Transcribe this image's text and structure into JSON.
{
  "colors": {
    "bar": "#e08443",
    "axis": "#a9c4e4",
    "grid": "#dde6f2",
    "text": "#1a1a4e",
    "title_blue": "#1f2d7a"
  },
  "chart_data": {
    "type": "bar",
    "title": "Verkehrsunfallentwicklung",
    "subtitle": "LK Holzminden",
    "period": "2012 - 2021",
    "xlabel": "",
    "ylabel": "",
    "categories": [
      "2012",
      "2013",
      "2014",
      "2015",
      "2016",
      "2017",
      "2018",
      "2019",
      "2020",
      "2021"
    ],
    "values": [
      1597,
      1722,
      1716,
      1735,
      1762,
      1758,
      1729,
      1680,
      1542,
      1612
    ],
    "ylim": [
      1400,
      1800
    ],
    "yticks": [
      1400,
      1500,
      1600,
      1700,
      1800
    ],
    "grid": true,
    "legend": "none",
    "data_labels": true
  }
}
----------
**Task prompt**:
Repeat the data verbatim.

**Final answer**:
Transcribe this image's text and structure into JSON.
{
  "colors": {
    "bar": "#e08443",
    "axis": "#a9c4e4",
    "grid": "#dde6f2",
    "text": "#1a1a4e",
    "title_blue": "#1f2d7a"
  },
  "chart_data": {
    "type": "bar",
    "title": "Verkehrsunfallentwicklung",
    "subtitle": "LK Holzminden",
    "period": "2012 - 2021",
    "xlabel": "",
    "ylabel": "",
    "categories": [
      "2012",
      "2013",
      "2014",
      "2015",
      "2016",
      "2017",
      "2018",
      "2019",
      "2020",
      "2021"
    ],
    "values": [
      1597,
      1722,
      1716,
      1735,
      1762,
      1758,
      1729,
      1680,
      1542,
      1612
    ],
    "ylim": [
      1400,
      1800
    ],
    "yticks": [
      1400,
      1500,
      1600,
      1700,
      1800
    ],
    "grid": true,
    "legend": "none",
    "data_labels": true
  }
}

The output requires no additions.